• Objective: Gather each line containing the string "spec" from these entries.

• Extracted data:
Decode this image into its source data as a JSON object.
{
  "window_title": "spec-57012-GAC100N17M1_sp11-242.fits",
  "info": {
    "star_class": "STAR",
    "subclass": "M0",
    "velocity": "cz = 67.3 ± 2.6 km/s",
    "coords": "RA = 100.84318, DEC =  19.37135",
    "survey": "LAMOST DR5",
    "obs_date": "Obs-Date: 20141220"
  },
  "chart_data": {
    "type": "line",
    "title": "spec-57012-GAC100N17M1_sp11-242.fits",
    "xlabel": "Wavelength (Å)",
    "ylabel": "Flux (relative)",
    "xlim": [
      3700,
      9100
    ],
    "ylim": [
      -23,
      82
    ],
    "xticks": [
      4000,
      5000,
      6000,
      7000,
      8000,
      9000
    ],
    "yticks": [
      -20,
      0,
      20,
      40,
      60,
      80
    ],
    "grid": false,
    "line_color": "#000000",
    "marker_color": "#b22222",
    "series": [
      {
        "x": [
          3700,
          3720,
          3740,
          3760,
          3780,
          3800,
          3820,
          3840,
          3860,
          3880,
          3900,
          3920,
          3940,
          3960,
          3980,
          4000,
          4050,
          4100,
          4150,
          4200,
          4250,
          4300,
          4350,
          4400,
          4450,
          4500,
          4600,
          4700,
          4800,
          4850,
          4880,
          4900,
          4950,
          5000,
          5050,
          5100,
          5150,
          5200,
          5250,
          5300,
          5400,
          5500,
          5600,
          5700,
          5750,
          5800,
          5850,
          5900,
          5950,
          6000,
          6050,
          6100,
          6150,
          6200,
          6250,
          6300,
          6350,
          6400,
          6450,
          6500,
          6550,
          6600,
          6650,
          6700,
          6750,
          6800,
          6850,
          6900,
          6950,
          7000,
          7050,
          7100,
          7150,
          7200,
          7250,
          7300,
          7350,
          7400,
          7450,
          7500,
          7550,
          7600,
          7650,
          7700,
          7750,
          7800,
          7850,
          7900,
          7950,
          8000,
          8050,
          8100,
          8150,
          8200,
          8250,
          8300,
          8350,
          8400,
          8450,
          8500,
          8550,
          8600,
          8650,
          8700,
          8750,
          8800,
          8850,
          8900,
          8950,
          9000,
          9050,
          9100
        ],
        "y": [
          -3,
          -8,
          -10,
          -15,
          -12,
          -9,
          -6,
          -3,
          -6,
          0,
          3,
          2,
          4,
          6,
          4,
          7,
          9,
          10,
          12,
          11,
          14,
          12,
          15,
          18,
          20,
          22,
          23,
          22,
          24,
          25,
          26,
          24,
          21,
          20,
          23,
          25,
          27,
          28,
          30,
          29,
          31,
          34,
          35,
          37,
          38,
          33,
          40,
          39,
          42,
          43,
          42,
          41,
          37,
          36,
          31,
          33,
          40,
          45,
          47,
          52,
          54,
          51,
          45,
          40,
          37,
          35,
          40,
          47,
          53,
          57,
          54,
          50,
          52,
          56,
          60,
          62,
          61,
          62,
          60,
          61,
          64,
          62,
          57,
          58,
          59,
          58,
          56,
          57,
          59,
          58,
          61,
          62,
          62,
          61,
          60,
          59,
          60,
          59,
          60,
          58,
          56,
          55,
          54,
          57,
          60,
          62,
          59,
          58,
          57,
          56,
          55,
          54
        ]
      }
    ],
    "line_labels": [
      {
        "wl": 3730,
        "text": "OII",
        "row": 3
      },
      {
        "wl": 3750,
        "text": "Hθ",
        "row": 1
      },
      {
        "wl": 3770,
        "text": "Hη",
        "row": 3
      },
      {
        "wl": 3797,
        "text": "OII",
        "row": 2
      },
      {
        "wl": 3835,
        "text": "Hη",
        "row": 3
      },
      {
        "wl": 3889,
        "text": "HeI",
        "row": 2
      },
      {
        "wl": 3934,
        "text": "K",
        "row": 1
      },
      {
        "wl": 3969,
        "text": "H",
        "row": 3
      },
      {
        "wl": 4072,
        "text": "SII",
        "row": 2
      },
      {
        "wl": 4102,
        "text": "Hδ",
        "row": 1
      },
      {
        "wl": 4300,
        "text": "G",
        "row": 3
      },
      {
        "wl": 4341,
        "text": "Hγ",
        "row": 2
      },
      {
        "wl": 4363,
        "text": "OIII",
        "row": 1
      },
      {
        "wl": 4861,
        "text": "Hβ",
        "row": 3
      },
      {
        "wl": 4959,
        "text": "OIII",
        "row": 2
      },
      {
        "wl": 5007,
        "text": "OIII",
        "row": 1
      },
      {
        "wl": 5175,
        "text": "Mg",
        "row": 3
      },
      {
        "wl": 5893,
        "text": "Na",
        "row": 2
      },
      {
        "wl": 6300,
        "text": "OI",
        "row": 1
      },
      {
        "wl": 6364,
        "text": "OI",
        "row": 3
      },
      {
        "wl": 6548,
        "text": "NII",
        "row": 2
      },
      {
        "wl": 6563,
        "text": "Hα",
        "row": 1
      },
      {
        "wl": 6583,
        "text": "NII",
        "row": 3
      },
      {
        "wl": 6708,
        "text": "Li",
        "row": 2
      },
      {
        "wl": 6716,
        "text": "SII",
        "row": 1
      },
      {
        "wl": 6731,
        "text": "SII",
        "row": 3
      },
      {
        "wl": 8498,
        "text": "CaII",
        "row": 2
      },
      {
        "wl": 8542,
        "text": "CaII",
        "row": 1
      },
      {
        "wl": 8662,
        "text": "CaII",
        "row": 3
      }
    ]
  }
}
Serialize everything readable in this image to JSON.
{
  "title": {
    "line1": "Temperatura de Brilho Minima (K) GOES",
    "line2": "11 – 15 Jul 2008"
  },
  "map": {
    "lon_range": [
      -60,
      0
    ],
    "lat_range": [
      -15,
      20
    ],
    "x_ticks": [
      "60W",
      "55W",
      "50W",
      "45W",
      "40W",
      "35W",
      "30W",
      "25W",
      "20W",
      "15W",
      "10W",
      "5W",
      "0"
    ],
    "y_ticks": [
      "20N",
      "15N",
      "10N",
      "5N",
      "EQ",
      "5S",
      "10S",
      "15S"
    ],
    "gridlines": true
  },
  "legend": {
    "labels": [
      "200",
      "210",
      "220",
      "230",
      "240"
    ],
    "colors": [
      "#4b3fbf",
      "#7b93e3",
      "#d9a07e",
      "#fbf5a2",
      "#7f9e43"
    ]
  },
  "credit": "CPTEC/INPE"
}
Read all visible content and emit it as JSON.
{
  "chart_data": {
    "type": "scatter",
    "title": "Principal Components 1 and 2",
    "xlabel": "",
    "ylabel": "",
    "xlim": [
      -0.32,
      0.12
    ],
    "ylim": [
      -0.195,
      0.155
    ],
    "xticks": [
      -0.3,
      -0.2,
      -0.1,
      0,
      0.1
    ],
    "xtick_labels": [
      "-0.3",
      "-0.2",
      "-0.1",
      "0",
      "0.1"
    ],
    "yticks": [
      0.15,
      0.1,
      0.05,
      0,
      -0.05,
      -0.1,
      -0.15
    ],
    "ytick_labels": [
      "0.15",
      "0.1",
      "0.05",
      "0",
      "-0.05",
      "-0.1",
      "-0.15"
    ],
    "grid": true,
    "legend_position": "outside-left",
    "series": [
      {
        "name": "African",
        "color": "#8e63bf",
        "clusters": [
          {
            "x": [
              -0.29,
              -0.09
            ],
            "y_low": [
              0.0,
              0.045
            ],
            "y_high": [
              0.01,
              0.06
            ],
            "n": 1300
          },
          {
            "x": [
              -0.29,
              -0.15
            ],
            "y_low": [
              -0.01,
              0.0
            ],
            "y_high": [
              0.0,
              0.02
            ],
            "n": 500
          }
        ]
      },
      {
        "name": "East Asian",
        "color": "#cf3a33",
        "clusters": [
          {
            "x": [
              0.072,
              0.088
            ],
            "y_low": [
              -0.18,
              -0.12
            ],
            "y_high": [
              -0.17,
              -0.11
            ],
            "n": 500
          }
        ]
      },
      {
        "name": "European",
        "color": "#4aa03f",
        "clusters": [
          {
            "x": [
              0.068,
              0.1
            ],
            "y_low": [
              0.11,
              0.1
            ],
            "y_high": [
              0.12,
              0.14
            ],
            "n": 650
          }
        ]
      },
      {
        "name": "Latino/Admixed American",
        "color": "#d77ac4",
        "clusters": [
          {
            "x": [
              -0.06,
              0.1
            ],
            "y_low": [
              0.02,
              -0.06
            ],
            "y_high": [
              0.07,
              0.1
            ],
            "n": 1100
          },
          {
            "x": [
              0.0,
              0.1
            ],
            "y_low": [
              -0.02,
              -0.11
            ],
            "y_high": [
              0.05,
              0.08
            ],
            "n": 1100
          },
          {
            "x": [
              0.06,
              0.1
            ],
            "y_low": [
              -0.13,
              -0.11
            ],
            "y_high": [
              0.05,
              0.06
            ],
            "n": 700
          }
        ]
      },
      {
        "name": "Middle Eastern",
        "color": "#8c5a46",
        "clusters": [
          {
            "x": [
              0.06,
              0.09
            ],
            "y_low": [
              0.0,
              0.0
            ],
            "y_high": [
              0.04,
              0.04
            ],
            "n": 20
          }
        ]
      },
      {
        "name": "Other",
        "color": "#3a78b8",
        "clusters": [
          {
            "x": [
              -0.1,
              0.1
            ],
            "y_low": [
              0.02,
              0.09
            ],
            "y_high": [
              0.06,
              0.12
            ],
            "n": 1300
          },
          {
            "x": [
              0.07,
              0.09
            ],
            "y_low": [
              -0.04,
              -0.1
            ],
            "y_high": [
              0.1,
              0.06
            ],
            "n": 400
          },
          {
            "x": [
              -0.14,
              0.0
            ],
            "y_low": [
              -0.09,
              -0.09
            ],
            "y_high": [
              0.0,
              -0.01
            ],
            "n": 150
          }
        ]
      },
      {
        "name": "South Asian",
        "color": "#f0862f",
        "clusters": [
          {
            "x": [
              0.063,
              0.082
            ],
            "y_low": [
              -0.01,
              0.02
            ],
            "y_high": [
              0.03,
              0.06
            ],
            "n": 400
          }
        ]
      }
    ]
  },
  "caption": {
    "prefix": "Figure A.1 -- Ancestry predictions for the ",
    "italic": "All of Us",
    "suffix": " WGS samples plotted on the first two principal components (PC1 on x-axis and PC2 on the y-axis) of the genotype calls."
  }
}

• Output:
  "window_title": "spec-57012-GAC100N17M1_sp11-242.fits",
    "title": "spec-57012-GAC100N17M1_sp11-242.fits",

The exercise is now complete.